## AIM:
Please return the full listing below without altering anything.

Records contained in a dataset
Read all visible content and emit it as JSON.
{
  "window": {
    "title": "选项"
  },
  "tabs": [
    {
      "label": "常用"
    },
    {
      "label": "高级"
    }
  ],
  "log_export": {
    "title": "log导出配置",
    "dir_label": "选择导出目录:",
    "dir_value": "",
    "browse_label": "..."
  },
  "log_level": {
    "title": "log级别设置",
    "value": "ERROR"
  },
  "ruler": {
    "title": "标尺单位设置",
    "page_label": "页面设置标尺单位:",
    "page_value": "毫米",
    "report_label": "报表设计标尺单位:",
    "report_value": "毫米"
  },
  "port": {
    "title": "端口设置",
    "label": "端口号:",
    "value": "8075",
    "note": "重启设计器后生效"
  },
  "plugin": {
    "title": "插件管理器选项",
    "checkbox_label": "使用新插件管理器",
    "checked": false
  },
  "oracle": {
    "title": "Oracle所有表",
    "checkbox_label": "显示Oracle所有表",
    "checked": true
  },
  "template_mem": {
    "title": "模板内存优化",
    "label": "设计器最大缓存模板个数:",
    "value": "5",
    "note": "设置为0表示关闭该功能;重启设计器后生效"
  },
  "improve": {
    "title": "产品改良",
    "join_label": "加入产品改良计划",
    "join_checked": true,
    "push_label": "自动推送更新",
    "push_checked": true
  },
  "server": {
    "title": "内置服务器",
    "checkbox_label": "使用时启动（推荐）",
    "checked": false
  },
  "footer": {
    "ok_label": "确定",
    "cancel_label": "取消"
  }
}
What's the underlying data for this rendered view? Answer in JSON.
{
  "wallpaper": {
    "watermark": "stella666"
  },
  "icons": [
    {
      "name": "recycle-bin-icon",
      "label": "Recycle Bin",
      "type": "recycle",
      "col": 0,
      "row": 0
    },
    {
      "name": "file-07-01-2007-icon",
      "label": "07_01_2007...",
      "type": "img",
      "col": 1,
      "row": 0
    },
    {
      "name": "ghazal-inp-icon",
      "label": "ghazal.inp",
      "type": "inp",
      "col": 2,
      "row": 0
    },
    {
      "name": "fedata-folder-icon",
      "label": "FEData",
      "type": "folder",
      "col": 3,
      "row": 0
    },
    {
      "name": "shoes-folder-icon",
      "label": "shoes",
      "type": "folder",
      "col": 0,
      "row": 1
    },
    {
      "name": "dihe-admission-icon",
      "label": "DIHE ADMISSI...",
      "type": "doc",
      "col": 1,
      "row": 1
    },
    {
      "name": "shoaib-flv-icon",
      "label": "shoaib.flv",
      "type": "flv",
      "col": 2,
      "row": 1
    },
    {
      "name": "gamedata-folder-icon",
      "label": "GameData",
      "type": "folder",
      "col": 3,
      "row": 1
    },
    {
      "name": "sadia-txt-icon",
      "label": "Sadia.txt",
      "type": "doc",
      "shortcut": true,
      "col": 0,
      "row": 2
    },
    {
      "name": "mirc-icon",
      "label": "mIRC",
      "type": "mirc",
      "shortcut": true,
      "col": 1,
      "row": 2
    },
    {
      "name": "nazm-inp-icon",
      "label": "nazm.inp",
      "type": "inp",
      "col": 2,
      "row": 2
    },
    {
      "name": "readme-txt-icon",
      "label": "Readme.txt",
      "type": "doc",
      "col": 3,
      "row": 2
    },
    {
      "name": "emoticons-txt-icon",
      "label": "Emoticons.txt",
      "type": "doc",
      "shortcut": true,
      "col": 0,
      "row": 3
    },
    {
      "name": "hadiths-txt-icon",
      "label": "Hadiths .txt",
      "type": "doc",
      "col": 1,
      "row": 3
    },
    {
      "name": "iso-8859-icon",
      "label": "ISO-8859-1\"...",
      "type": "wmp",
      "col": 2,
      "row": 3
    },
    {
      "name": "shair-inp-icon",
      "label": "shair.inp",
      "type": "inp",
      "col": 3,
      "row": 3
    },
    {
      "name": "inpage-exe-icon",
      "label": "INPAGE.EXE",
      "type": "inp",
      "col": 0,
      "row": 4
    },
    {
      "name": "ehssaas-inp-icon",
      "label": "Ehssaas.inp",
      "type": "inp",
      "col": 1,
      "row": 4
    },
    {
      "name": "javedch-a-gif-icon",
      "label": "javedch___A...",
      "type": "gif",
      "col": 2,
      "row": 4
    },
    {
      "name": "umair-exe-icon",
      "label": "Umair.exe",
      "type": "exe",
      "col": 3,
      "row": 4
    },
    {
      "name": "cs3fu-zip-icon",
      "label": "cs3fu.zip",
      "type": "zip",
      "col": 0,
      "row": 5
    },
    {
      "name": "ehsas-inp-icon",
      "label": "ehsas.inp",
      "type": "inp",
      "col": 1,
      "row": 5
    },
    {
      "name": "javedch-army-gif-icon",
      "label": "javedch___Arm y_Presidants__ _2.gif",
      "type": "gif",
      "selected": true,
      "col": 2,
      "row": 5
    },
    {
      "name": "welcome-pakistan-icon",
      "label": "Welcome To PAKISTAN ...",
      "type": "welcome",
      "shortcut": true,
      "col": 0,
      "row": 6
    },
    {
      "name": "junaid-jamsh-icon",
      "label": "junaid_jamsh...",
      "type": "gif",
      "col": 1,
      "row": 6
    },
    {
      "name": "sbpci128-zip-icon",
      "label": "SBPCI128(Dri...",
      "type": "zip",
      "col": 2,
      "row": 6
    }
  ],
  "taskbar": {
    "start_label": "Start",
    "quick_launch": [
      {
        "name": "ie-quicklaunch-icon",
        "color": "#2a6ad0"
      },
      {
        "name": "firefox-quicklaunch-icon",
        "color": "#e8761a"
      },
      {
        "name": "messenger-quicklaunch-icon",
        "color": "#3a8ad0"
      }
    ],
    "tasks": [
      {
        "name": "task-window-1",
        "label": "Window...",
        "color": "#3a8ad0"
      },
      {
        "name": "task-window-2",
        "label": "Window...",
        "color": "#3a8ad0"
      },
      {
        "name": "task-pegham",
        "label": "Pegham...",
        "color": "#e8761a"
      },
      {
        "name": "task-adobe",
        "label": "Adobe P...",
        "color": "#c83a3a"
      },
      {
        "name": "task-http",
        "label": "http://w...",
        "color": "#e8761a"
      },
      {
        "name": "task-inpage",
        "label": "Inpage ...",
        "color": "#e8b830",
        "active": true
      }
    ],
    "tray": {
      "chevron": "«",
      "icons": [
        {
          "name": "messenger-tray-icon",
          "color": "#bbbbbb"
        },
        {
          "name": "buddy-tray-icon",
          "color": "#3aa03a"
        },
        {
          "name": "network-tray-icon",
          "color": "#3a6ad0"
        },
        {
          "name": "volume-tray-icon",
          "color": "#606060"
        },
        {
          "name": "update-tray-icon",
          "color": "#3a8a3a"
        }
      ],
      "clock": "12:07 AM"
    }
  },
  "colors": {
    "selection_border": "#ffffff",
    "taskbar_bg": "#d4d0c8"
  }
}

## WRITTEN ANSWER:
Read all visible content and emit it as JSON.
{
  "window": {
    "title": "选项"
  },
  "tabs": [
    {
      "label": "常用"
    },
    {
      "label": "高级"
    }
  ],
  "log_export": {
    "title": "log导出配置",
    "dir_label": "选择导出目录:",
    "dir_value": "",
    "browse_label": "..."
  },
  "log_level": {
    "title": "log级别设置",
    "value": "ERROR"
  },
  "ruler": {
    "title": "标尺单位设置",
    "page_label": "页面设置标尺单位:",
    "page_value": "毫米",
    "report_label": "报表设计标尺单位:",
    "report_value": "毫米"
  },
  "port": {
    "title": "端口设置",
    "label": "端口号:",
    "value": "8075",
    "note": "重启设计器后生效"
  },
  "plugin": {
    "title": "插件管理器选项",
    "checkbox_label": "使用新插件管理器",
    "checked": false
  },
  "oracle": {
    "title": "Oracle所有表",
    "checkbox_label": "显示Oracle所有表",
    "checked": true
  },
  "template_mem": {
    "title": "模板内存优化",
    "label": "设计器最大缓存模板个数:",
    "value": "5",
    "note": "设置为0表示关闭该功能;重启设计器后生效"
  },
  "improve": {
    "title": "产品改良",
    "join_label": "加入产品改良计划",
    "join_checked": true,
    "push_label": "自动推送更新",
    "push_checked": true
  },
  "server": {
    "title": "内置服务器",
    "checkbox_label": "使用时启动（推荐）",
    "checked": false
  },
  "footer": {
    "ok_label": "确定",
    "cancel_label": "取消"
  }
}
What's the underlying data for this rendered view? Answer in JSON.
{
  "wallpaper": {
    "watermark": "stella666"
  },
  "icons": [
    {
      "name": "recycle-bin-icon",
      "label": "Recycle Bin",
      "type": "recycle",
      "col": 0,
      "row": 0
    },
    {
      "name": "file-07-01-2007-icon",
      "label": "07_01_2007...",
      "type": "img",
      "col": 1,
      "row": 0
    },
    {
      "name": "ghazal-inp-icon",
      "label": "ghazal.inp",
      "type": "inp",
      "col": 2,
      "row": 0
    },
    {
      "name": "fedata-folder-icon",
      "label": "FEData",
      "type": "folder",
      "col": 3,
      "row": 0
    },
    {
      "name": "shoes-folder-icon",
      "label": "shoes",
      "type": "folder",
      "col": 0,
      "row": 1
    },
    {
      "name": "dihe-admission-icon",
      "label": "DIHE ADMISSI...",
      "type": "doc",
      "col": 1,
      "row": 1
    },
    {
      "name": "shoaib-flv-icon",
      "label": "shoaib.flv",
      "type": "flv",
      "col": 2,
      "row": 1
    },
    {
      "name": "gamedata-folder-icon",
      "label": "GameData",
      "type": "folder",
      "col": 3,
      "row": 1
    },
    {
      "name": "sadia-txt-icon",
      "label": "Sadia.txt",
      "type": "doc",
      "shortcut": true,
      "col": 0,
      "row": 2
    },
    {
      "name": "mirc-icon",
      "label": "mIRC",
      "type": "mirc",
      "shortcut": true,
      "col": 1,
      "row": 2
    },
    {
      "name": "nazm-inp-icon",
      "label": "nazm.inp",
      "type": "inp",
      "col": 2,
      "row": 2
    },
    {
      "name": "readme-txt-icon",
      "label": "Readme.txt",
      "type": "doc",
      "col": 3,
      "row": 2
    },
    {
      "name": "emoticons-txt-icon",
      "label": "Emoticons.txt",
      "type": "doc",
      "shortcut": true,
      "col": 0,
      "row": 3
    },
    {
      "name": "hadiths-txt-icon",
      "label": "Hadiths .txt",
      "type": "doc",
      "col": 1,
      "row": 3
    },
    {
      "name": "iso-8859-icon",
      "label": "ISO-8859-1\"...",
      "type": "wmp",
      "col": 2,
      "row": 3
    },
    {
      "name": "shair-inp-icon",
      "label": "shair.inp",
      "type": "inp",
      "col": 3,
      "row": 3
    },
    {
      "name": "inpage-exe-icon",
      "label": "INPAGE.EXE",
      "type": "inp",
      "col": 0,
      "row": 4
    },
    {
      "name": "ehssaas-inp-icon",
      "label": "Ehssaas.inp",
      "type": "inp",
      "col": 1,
      "row": 4
    },
    {
      "name": "javedch-a-gif-icon",
      "label": "javedch___A...",
      "type": "gif",
      "col": 2,
      "row": 4
    },
    {
      "name": "umair-exe-icon",
      "label": "Umair.exe",
      "type": "exe",
      "col": 3,
      "row": 4
    },
    {
      "name": "cs3fu-zip-icon",
      "label": "cs3fu.zip",
      "type": "zip",
      "col": 0,
      "row": 5
    },
    {
      "name": "ehsas-inp-icon",
      "label": "ehsas.inp",
      "type": "inp",
      "col": 1,
      "row": 5
    },
    {
      "name": "javedch-army-gif-icon",
      "label": "javedch___Arm y_Presidants__ _2.gif",
      "type": "gif",
      "selected": true,
      "col": 2,
      "row": 5
    },
    {
      "name": "welcome-pakistan-icon",
      "label": "Welcome To PAKISTAN ...",
      "type": "welcome",
      "shortcut": true,
      "col": 0,
      "row": 6
    },
    {
      "name": "junaid-jamsh-icon",
      "label": "junaid_jamsh...",
      "type": "gif",
      "col": 1,
      "row": 6
    },
    {
      "name": "sbpci128-zip-icon",
      "label": "SBPCI128(Dri...",
      "type": "zip",
      "col": 2,
      "row": 6
    }
  ],
  "taskbar": {
    "start_label": "Start",
    "quick_launch": [
      {
        "name": "ie-quicklaunch-icon",
        "color": "#2a6ad0"
      },
      {
        "name": "firefox-quicklaunch-icon",
        "color": "#e8761a"
      },
      {
        "name": "messenger-quicklaunch-icon",
        "color": "#3a8ad0"
      }
    ],
    "tasks": [
      {
        "name": "task-window-1",
        "label": "Window...",
        "color": "#3a8ad0"
      },
      {
        "name": "task-window-2",
        "label": "Window...",
        "color": "#3a8ad0"
      },
      {
        "name": "task-pegham",
        "label": "Pegham...",
        "color": "#e8761a"
      },
      {
        "name": "task-adobe",
        "label": "Adobe P...",
        "color": "#c83a3a"
      },
      {
        "name": "task-http",
        "label": "http://w...",
        "color": "#e8761a"
      },
      {
        "name": "task-inpage",
        "label": "Inpage ...",
        "color": "#e8b830",
        "active": true
      }
    ],
    "tray": {
      "chevron": "«",
      "icons": [
        {
          "name": "messenger-tray-icon",
          "color": "#bbbbbb"
        },
        {
          "name": "buddy-tray-icon",
          "color": "#3aa03a"
        },
        {
          "name": "network-tray-icon",
          "color": "#3a6ad0"
        },
        {
          "name": "volume-tray-icon",
          "color": "#606060"
        },
        {
          "name": "update-tray-icon",
          "color": "#3a8a3a"
        }
      ],
      "clock": "12:07 AM"
    }
  },
  "colors": {
    "selection_border": "#ffffff",
    "taskbar_bg": "#d4d0c8"
  }
}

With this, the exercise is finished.